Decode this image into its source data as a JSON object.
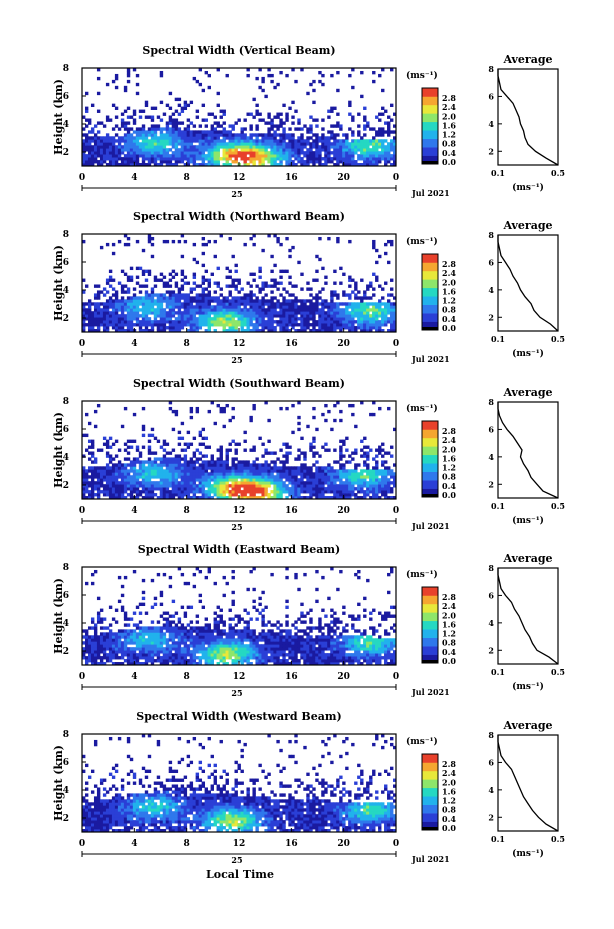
{
  "figure": {
    "xlabel": "Local Time",
    "date_label": "Jul 2021",
    "day_label": "25",
    "colorbar_unit": "(ms⁻¹)",
    "colorbar_ticks": [
      "0.0",
      "0.4",
      "0.8",
      "1.2",
      "1.6",
      "2.0",
      "2.4",
      "2.8"
    ],
    "average_title": "Average",
    "average_xlabel": "(ms⁻¹)",
    "average_xticks": [
      "0.1",
      "0.5"
    ],
    "average_yticks": [
      "2",
      "4",
      "6",
      "8"
    ]
  },
  "colors": {
    "scale": [
      "#1a1aa0",
      "#2a3fd6",
      "#2f78ec",
      "#21b2ec",
      "#25d8c2",
      "#8ee66a",
      "#e8e83a",
      "#f5a630",
      "#e8412b"
    ]
  },
  "chart_data": [
    {
      "type": "heatmap",
      "title": "Spectral Width (Vertical Beam)",
      "xlabel": "",
      "ylabel": "Height (km)",
      "x_ticks": [
        "0",
        "4",
        "8",
        "12",
        "16",
        "20",
        "0"
      ],
      "y_ticks": [
        "2",
        "4",
        "6",
        "8"
      ],
      "xlim": [
        0,
        24
      ],
      "ylim": [
        1,
        8
      ],
      "zlim": [
        0,
        3.0
      ],
      "echo_top_km": [
        3.0,
        3.1,
        3.2,
        3.6,
        3.7,
        3.7,
        3.6,
        3.5,
        3.4,
        3.3,
        3.3,
        3.2,
        3.1,
        3.0,
        3.0,
        3.0,
        2.9
      ],
      "hotspots": [
        {
          "t": 11.5,
          "h": 1.8,
          "v": 1.8
        },
        {
          "t": 13.5,
          "h": 1.6,
          "v": 1.6
        },
        {
          "t": 5.5,
          "h": 2.7,
          "v": 1.2
        },
        {
          "t": 22.0,
          "h": 2.5,
          "v": 1.4
        }
      ],
      "average": {
        "height_km": [
          1.0,
          1.5,
          2.0,
          2.5,
          3.0,
          3.5,
          4.0,
          4.5,
          5.0,
          5.5,
          6.0,
          6.5,
          7.0,
          7.5,
          8.0
        ],
        "width": [
          0.5,
          0.42,
          0.35,
          0.3,
          0.28,
          0.27,
          0.25,
          0.24,
          0.22,
          0.2,
          0.16,
          0.12,
          0.11,
          0.1,
          0.1
        ]
      }
    },
    {
      "type": "heatmap",
      "title": "Spectral Width (Northward Beam)",
      "xlabel": "",
      "ylabel": "Height (km)",
      "x_ticks": [
        "0",
        "4",
        "8",
        "12",
        "16",
        "20",
        "0"
      ],
      "y_ticks": [
        "2",
        "4",
        "6",
        "8"
      ],
      "xlim": [
        0,
        24
      ],
      "ylim": [
        1,
        8
      ],
      "zlim": [
        0,
        3.0
      ],
      "echo_top_km": [
        3.0,
        3.2,
        3.3,
        3.6,
        3.8,
        3.8,
        3.7,
        3.6,
        3.5,
        3.4,
        3.4,
        3.3,
        3.2,
        3.2,
        3.1,
        3.1,
        3.0
      ],
      "hotspots": [
        {
          "t": 11.0,
          "h": 1.7,
          "v": 1.7
        },
        {
          "t": 22.0,
          "h": 2.5,
          "v": 1.4
        },
        {
          "t": 5.0,
          "h": 2.8,
          "v": 1.0
        }
      ],
      "average": {
        "height_km": [
          1.0,
          1.5,
          2.0,
          2.5,
          3.0,
          3.5,
          4.0,
          4.5,
          5.0,
          5.5,
          6.0,
          6.5,
          7.0,
          7.5,
          8.0
        ],
        "width": [
          0.5,
          0.45,
          0.38,
          0.34,
          0.32,
          0.28,
          0.25,
          0.23,
          0.2,
          0.18,
          0.15,
          0.12,
          0.11,
          0.1,
          0.1
        ]
      }
    },
    {
      "type": "heatmap",
      "title": "Spectral Width (Southward Beam)",
      "xlabel": "",
      "ylabel": "Height (km)",
      "x_ticks": [
        "0",
        "4",
        "8",
        "12",
        "16",
        "20",
        "0"
      ],
      "y_ticks": [
        "2",
        "4",
        "6",
        "8"
      ],
      "xlim": [
        0,
        24
      ],
      "ylim": [
        1,
        8
      ],
      "zlim": [
        0,
        3.0
      ],
      "echo_top_km": [
        3.2,
        3.3,
        3.5,
        3.8,
        3.9,
        3.9,
        3.8,
        3.7,
        3.6,
        3.5,
        3.4,
        3.3,
        3.3,
        3.2,
        3.2,
        3.1,
        3.0
      ],
      "hotspots": [
        {
          "t": 11.5,
          "h": 1.8,
          "v": 1.8
        },
        {
          "t": 13.5,
          "h": 1.5,
          "v": 2.0
        },
        {
          "t": 5.5,
          "h": 2.8,
          "v": 1.1
        },
        {
          "t": 21.5,
          "h": 2.7,
          "v": 1.3
        }
      ],
      "average": {
        "height_km": [
          1.0,
          1.5,
          2.0,
          2.5,
          3.0,
          3.5,
          4.0,
          4.5,
          5.0,
          5.5,
          6.0,
          6.5,
          7.0,
          7.5,
          8.0
        ],
        "width": [
          0.5,
          0.4,
          0.36,
          0.32,
          0.3,
          0.27,
          0.25,
          0.26,
          0.23,
          0.2,
          0.16,
          0.13,
          0.11,
          0.1,
          0.1
        ]
      }
    },
    {
      "type": "heatmap",
      "title": "Spectral Width (Eastward Beam)",
      "xlabel": "",
      "ylabel": "Height (km)",
      "x_ticks": [
        "0",
        "4",
        "8",
        "12",
        "16",
        "20",
        "0"
      ],
      "y_ticks": [
        "2",
        "4",
        "6",
        "8"
      ],
      "xlim": [
        0,
        24
      ],
      "ylim": [
        1,
        8
      ],
      "zlim": [
        0,
        3.0
      ],
      "echo_top_km": [
        3.0,
        3.2,
        3.4,
        3.7,
        3.8,
        3.8,
        3.7,
        3.6,
        3.5,
        3.4,
        3.3,
        3.2,
        3.2,
        3.1,
        3.1,
        3.0,
        3.0
      ],
      "hotspots": [
        {
          "t": 11.0,
          "h": 1.8,
          "v": 1.7
        },
        {
          "t": 5.0,
          "h": 2.8,
          "v": 1.0
        },
        {
          "t": 22.0,
          "h": 2.6,
          "v": 1.3
        }
      ],
      "average": {
        "height_km": [
          1.0,
          1.5,
          2.0,
          2.5,
          3.0,
          3.5,
          4.0,
          4.5,
          5.0,
          5.5,
          6.0,
          6.5,
          7.0,
          7.5,
          8.0
        ],
        "width": [
          0.5,
          0.44,
          0.36,
          0.33,
          0.31,
          0.28,
          0.26,
          0.24,
          0.21,
          0.19,
          0.15,
          0.12,
          0.11,
          0.1,
          0.1
        ]
      }
    },
    {
      "type": "heatmap",
      "title": "Spectral Width (Westward Beam)",
      "xlabel": "Local Time",
      "ylabel": "Height (km)",
      "x_ticks": [
        "0",
        "4",
        "8",
        "12",
        "16",
        "20",
        "0"
      ],
      "y_ticks": [
        "2",
        "4",
        "6",
        "8"
      ],
      "xlim": [
        0,
        24
      ],
      "ylim": [
        1,
        8
      ],
      "zlim": [
        0,
        3.0
      ],
      "echo_top_km": [
        3.1,
        3.3,
        3.5,
        3.8,
        3.9,
        3.9,
        3.8,
        3.7,
        3.6,
        3.5,
        3.4,
        3.3,
        3.2,
        3.2,
        3.1,
        3.1,
        3.0
      ],
      "hotspots": [
        {
          "t": 11.5,
          "h": 1.8,
          "v": 1.7
        },
        {
          "t": 5.5,
          "h": 2.8,
          "v": 1.1
        },
        {
          "t": 22.0,
          "h": 2.6,
          "v": 1.3
        }
      ],
      "average": {
        "height_km": [
          1.0,
          1.5,
          2.0,
          2.5,
          3.0,
          3.5,
          4.0,
          4.5,
          5.0,
          5.5,
          6.0,
          6.5,
          7.0,
          7.5,
          8.0
        ],
        "width": [
          0.5,
          0.42,
          0.37,
          0.33,
          0.3,
          0.27,
          0.25,
          0.23,
          0.21,
          0.19,
          0.15,
          0.12,
          0.11,
          0.1,
          0.1
        ]
      }
    }
  ]
}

——————————

*Instruction*: In the data above, tally the lines holding "Time" and answer with the figure only.

*Right answer*: 2